▸ **Required task**: From the entries below, tally how many lines contain "Output" and report only that figure.

— Start of Provided records —

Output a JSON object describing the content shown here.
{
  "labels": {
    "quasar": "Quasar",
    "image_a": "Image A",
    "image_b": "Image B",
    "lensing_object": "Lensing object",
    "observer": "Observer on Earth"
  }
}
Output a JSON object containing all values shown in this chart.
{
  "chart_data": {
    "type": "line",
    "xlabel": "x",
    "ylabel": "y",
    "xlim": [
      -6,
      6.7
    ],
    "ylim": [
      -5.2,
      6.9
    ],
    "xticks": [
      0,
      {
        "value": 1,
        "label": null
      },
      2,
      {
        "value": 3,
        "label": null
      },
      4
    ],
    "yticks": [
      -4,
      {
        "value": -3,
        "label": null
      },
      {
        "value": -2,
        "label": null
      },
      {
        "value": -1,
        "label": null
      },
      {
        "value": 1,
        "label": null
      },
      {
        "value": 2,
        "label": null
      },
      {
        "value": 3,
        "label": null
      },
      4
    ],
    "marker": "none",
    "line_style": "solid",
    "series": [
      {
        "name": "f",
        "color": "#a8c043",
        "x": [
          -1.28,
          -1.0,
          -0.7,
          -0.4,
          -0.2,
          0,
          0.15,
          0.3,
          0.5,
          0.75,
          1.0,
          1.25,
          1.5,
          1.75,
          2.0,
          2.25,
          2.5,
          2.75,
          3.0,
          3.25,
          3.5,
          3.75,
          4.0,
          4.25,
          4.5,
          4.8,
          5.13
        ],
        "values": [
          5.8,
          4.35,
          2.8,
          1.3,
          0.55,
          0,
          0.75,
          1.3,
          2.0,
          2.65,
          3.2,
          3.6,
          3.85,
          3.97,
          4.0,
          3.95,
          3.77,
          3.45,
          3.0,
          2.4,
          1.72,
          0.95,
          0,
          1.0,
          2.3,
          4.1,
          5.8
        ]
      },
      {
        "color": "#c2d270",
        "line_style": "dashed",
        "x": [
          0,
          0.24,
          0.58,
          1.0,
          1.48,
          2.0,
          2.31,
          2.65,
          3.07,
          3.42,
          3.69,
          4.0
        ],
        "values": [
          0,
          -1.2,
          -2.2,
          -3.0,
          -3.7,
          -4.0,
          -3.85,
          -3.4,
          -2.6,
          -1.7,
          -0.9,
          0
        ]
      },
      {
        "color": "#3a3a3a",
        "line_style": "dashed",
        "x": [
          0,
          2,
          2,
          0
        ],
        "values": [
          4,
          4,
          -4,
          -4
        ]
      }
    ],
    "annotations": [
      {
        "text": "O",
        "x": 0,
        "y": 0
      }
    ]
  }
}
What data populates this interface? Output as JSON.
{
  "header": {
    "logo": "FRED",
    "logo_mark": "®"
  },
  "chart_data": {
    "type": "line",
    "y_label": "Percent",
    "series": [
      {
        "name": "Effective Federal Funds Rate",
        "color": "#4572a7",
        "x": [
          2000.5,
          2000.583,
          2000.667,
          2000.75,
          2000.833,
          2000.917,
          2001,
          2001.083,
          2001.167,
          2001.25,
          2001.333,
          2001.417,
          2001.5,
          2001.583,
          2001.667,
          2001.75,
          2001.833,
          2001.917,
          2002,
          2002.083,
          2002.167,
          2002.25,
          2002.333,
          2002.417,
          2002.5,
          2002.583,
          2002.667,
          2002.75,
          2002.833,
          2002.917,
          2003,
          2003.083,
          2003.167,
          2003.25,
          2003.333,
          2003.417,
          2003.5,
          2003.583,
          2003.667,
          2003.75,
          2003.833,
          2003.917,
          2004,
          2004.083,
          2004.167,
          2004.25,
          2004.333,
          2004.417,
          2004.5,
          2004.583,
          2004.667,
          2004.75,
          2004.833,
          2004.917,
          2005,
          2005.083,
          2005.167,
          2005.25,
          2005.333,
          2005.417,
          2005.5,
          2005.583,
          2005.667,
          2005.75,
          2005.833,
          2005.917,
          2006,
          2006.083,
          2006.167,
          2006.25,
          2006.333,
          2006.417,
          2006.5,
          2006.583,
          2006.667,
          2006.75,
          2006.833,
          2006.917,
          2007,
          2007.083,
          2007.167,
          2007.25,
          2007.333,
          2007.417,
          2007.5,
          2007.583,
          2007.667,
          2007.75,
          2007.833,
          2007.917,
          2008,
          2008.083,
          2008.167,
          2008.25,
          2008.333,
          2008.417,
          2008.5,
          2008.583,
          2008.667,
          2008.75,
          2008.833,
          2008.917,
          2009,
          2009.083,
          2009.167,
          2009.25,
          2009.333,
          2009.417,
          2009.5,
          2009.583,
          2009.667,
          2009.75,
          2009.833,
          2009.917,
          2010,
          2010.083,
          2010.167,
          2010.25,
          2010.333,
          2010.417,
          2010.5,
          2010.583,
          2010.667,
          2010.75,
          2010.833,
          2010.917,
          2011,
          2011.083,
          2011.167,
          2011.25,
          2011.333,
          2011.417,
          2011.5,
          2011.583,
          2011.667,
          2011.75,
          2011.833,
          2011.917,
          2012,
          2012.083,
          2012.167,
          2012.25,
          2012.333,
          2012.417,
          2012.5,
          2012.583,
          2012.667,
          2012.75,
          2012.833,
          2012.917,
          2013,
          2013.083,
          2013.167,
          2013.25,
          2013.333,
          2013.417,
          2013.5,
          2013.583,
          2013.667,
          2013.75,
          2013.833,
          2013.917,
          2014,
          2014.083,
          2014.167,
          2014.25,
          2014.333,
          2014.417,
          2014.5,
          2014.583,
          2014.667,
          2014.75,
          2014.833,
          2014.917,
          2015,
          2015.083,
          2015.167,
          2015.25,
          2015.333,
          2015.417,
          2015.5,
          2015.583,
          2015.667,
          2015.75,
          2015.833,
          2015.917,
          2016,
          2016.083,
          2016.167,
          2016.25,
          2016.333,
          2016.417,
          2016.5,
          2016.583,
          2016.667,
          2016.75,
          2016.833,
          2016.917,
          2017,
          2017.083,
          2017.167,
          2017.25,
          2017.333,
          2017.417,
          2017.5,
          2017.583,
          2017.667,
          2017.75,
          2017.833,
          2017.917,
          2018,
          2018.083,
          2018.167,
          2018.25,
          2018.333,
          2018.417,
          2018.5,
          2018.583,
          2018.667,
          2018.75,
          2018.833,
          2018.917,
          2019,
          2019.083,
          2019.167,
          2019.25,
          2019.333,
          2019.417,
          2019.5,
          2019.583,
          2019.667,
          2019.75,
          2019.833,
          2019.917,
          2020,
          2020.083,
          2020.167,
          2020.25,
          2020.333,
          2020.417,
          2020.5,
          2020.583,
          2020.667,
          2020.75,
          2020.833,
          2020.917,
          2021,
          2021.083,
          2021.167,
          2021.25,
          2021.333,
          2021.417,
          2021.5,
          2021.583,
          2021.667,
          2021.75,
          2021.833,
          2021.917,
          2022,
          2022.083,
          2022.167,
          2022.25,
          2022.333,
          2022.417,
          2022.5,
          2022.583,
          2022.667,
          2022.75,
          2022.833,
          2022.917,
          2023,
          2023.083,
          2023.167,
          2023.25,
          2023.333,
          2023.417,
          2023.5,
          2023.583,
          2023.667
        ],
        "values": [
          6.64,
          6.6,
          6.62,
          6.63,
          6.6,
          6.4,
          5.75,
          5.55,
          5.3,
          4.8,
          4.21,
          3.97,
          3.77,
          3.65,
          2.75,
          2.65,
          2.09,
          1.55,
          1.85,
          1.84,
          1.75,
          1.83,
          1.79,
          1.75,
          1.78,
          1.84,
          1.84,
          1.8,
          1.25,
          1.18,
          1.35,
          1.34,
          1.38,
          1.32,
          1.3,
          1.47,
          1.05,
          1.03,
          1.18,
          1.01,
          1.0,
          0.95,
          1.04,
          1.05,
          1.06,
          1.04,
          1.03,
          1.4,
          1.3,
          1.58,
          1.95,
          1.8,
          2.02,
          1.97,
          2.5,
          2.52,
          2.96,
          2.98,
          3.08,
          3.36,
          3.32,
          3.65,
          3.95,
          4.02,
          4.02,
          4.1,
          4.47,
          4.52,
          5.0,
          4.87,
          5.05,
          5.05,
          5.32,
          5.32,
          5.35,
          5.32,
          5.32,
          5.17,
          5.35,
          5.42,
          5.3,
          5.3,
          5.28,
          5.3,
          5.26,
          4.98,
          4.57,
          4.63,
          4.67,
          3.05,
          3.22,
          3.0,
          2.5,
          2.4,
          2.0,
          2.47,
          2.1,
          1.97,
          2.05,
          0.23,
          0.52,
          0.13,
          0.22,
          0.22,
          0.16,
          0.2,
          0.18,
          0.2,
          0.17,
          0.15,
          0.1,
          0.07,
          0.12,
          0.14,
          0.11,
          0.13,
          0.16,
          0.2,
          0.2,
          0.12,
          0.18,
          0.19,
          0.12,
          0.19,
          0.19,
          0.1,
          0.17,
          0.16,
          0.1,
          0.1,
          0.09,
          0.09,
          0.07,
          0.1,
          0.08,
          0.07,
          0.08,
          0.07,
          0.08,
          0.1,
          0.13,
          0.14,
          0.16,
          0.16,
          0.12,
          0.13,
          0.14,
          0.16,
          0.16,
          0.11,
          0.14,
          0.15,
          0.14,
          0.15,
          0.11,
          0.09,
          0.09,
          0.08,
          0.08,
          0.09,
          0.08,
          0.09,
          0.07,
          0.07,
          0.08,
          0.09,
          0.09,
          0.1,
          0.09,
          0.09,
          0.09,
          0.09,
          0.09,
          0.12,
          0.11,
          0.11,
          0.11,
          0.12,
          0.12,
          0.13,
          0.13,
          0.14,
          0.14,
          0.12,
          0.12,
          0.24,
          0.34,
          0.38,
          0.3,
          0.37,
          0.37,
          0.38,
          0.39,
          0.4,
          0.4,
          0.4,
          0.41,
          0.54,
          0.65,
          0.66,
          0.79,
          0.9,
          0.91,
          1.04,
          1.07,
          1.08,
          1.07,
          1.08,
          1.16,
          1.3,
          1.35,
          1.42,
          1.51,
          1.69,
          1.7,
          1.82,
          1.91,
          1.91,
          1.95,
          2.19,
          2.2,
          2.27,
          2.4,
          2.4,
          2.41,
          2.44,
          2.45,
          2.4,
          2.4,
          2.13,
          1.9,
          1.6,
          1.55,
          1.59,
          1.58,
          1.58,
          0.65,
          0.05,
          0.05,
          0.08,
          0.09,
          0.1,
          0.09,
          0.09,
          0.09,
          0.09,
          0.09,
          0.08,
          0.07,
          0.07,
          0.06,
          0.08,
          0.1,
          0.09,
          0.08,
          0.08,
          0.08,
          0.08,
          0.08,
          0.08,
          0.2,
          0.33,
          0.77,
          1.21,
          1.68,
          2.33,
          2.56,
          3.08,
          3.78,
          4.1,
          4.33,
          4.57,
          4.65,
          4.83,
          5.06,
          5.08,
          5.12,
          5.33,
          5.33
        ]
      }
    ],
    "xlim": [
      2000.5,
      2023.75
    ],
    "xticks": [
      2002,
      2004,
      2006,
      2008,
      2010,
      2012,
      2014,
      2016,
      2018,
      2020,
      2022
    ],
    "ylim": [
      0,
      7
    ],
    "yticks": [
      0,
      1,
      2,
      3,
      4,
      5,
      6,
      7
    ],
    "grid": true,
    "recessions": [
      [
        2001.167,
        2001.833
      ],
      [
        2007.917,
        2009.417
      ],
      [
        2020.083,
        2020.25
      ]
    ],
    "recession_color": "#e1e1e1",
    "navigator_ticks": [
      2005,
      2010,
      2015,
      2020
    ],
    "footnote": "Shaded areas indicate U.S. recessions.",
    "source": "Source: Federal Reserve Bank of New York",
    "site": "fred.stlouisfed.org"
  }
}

— End of Provided records —

▸ **Answer to this exercise**: 3